In full and without alteration, write out the lines below.

[Document content entries]
--- START ---
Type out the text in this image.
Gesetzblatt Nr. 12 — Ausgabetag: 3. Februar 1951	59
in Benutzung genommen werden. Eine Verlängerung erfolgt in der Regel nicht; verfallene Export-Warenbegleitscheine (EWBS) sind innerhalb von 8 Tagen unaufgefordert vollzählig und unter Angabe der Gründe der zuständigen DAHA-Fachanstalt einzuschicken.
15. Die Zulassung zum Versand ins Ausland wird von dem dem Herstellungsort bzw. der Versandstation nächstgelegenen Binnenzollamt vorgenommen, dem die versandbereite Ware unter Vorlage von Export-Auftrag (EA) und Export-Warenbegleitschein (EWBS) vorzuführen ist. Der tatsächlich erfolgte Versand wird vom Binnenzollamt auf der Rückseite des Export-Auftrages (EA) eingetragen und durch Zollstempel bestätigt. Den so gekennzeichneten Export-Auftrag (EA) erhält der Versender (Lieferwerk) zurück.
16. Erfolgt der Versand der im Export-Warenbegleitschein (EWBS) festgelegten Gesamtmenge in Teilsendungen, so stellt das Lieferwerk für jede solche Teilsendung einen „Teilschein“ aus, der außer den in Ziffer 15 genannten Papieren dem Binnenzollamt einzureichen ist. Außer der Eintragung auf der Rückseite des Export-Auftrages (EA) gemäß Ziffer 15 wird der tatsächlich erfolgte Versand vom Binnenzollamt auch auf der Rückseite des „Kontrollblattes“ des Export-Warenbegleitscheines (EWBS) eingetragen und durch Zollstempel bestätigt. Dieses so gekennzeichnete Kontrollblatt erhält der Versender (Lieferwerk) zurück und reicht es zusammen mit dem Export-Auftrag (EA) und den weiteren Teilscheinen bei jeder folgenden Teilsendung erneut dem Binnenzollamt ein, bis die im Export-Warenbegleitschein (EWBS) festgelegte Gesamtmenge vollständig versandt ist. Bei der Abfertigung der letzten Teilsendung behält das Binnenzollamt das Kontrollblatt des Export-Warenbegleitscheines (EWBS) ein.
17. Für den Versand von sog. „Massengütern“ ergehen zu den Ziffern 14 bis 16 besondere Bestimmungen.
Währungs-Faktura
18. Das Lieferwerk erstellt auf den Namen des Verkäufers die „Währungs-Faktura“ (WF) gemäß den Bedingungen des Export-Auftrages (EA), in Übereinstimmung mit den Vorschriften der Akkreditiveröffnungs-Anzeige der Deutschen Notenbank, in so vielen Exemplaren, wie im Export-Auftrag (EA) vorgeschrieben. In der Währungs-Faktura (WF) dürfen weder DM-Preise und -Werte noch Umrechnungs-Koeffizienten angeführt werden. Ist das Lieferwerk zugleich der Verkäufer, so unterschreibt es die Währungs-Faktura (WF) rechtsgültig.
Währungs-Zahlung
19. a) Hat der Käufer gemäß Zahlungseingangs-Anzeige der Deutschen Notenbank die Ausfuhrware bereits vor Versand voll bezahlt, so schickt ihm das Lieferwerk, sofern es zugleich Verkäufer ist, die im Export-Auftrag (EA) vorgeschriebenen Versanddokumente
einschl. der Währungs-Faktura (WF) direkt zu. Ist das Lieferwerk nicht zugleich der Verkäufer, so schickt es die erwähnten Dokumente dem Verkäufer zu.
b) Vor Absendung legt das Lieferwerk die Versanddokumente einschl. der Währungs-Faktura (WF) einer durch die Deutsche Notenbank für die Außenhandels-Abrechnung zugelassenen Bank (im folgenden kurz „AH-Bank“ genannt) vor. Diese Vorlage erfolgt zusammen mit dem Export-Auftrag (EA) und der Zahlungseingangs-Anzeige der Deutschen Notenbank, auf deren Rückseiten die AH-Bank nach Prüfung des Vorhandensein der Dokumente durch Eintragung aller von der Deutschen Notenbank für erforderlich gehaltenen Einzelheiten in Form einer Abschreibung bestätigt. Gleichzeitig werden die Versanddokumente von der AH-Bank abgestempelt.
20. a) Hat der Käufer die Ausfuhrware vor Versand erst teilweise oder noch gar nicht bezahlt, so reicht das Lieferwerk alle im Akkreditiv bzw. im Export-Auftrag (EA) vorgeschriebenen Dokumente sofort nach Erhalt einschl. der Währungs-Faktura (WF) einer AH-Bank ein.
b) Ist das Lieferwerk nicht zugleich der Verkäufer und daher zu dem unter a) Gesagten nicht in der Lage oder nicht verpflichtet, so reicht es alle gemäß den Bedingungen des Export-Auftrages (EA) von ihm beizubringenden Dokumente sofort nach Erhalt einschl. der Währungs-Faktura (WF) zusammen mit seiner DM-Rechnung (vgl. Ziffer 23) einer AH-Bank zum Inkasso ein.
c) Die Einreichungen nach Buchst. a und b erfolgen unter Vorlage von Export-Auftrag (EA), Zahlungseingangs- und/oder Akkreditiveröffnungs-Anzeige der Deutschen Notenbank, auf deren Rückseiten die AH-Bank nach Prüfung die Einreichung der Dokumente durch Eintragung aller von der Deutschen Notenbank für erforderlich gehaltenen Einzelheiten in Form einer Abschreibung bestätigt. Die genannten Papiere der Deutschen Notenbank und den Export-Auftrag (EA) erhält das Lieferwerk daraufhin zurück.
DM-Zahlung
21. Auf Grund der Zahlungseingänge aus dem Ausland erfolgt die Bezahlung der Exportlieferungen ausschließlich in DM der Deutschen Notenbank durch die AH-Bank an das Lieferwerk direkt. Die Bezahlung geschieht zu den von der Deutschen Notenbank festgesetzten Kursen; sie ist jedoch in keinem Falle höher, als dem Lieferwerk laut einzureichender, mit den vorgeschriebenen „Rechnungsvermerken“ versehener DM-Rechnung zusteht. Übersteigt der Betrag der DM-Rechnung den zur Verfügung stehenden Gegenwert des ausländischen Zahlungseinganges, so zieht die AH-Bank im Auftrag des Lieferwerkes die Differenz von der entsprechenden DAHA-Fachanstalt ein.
--- END ---
[WRITTEN SOLUTION]:
Type out the text in this image.
Gesetzblatt Nr. 12 — Ausgabetag: 3. Februar 1951	59
in Benutzung genommen werden. Eine Verlängerung erfolgt in der Regel nicht; verfallene Export-Warenbegleitscheine (EWBS) sind innerhalb von 8 Tagen unaufgefordert vollzählig und unter Angabe der Gründe der zuständigen DAHA-Fachanstalt einzuschicken.
15. Die Zulassung zum Versand ins Ausland wird von dem dem Herstellungsort bzw. der Versandstation nächstgelegenen Binnenzollamt vorgenommen, dem die versandbereite Ware unter Vorlage von Export-Auftrag (EA) und Export-Warenbegleitschein (EWBS) vorzuführen ist. Der tatsächlich erfolgte Versand wird vom Binnenzollamt auf der Rückseite des Export-Auftrages (EA) eingetragen und durch Zollstempel bestätigt. Den so gekennzeichneten Export-Auftrag (EA) erhält der Versender (Lieferwerk) zurück.
16. Erfolgt der Versand der im Export-Warenbegleitschein (EWBS) festgelegten Gesamtmenge in Teilsendungen, so stellt das Lieferwerk für jede solche Teilsendung einen „Teilschein“ aus, der außer den in Ziffer 15 genannten Papieren dem Binnenzollamt einzureichen ist. Außer der Eintragung auf der Rückseite des Export-Auftrages (EA) gemäß Ziffer 15 wird der tatsächlich erfolgte Versand vom Binnenzollamt auch auf der Rückseite des „Kontrollblattes“ des Export-Warenbegleitscheines (EWBS) eingetragen und durch Zollstempel bestätigt. Dieses so gekennzeichnete Kontrollblatt erhält der Versender (Lieferwerk) zurück und reicht es zusammen mit dem Export-Auftrag (EA) und den weiteren Teilscheinen bei jeder folgenden Teilsendung erneut dem Binnenzollamt ein, bis die im Export-Warenbegleitschein (EWBS) festgelegte Gesamtmenge vollständig versandt ist. Bei der Abfertigung der letzten Teilsendung behält das Binnenzollamt das Kontrollblatt des Export-Warenbegleitscheines (EWBS) ein.
17. Für den Versand von sog. „Massengütern“ ergehen zu den Ziffern 14 bis 16 besondere Bestimmungen.
Währungs-Faktura
18. Das Lieferwerk erstellt auf den Namen des Verkäufers die „Währungs-Faktura“ (WF) gemäß den Bedingungen des Export-Auftrages (EA), in Übereinstimmung mit den Vorschriften der Akkreditiveröffnungs-Anzeige der Deutschen Notenbank, in so vielen Exemplaren, wie im Export-Auftrag (EA) vorgeschrieben. In der Währungs-Faktura (WF) dürfen weder DM-Preise und -Werte noch Umrechnungs-Koeffizienten angeführt werden. Ist das Lieferwerk zugleich der Verkäufer, so unterschreibt es die Währungs-Faktura (WF) rechtsgültig.
Währungs-Zahlung
19. a) Hat der Käufer gemäß Zahlungseingangs-Anzeige der Deutschen Notenbank die Ausfuhrware bereits vor Versand voll bezahlt, so schickt ihm das Lieferwerk, sofern es zugleich Verkäufer ist, die im Export-Auftrag (EA) vorgeschriebenen Versanddokumente
einschl. der Währungs-Faktura (WF) direkt zu. Ist das Lieferwerk nicht zugleich der Verkäufer, so schickt es die erwähnten Dokumente dem Verkäufer zu.
b) Vor Absendung legt das Lieferwerk die Versanddokumente einschl. der Währungs-Faktura (WF) einer durch die Deutsche Notenbank für die Außenhandels-Abrechnung zugelassenen Bank (im folgenden kurz „AH-Bank“ genannt) vor. Diese Vorlage erfolgt zusammen mit dem Export-Auftrag (EA) und der Zahlungseingangs-Anzeige der Deutschen Notenbank, auf deren Rückseiten die AH-Bank nach Prüfung des Vorhandensein der Dokumente durch Eintragung aller von der Deutschen Notenbank für erforderlich gehaltenen Einzelheiten in Form einer Abschreibung bestätigt. Gleichzeitig werden die Versanddokumente von der AH-Bank abgestempelt.
20. a) Hat der Käufer die Ausfuhrware vor Versand erst teilweise oder noch gar nicht bezahlt, so reicht das Lieferwerk alle im Akkreditiv bzw. im Export-Auftrag (EA) vorgeschriebenen Dokumente sofort nach Erhalt einschl. der Währungs-Faktura (WF) einer AH-Bank ein.
b) Ist das Lieferwerk nicht zugleich der Verkäufer und daher zu dem unter a) Gesagten nicht in der Lage oder nicht verpflichtet, so reicht es alle gemäß den Bedingungen des Export-Auftrages (EA) von ihm beizubringenden Dokumente sofort nach Erhalt einschl. der Währungs-Faktura (WF) zusammen mit seiner DM-Rechnung (vgl. Ziffer 23) einer AH-Bank zum Inkasso ein.
c) Die Einreichungen nach Buchst. a und b erfolgen unter Vorlage von Export-Auftrag (EA), Zahlungseingangs- und/oder Akkreditiveröffnungs-Anzeige der Deutschen Notenbank, auf deren Rückseiten die AH-Bank nach Prüfung die Einreichung der Dokumente durch Eintragung aller von der Deutschen Notenbank für erforderlich gehaltenen Einzelheiten in Form einer Abschreibung bestätigt. Die genannten Papiere der Deutschen Notenbank und den Export-Auftrag (EA) erhält das Lieferwerk daraufhin zurück.
DM-Zahlung
21. Auf Grund der Zahlungseingänge aus dem Ausland erfolgt die Bezahlung der Exportlieferungen ausschließlich in DM der Deutschen Notenbank durch die AH-Bank an das Lieferwerk direkt. Die Bezahlung geschieht zu den von der Deutschen Notenbank festgesetzten Kursen; sie ist jedoch in keinem Falle höher, als dem Lieferwerk laut einzureichender, mit den vorgeschriebenen „Rechnungsvermerken“ versehener DM-Rechnung zusteht. Übersteigt der Betrag der DM-Rechnung den zur Verfügung stehenden Gegenwert des ausländischen Zahlungseinganges, so zieht die AH-Bank im Auftrag des Lieferwerkes die Differenz von der entsprechenden DAHA-Fachanstalt ein.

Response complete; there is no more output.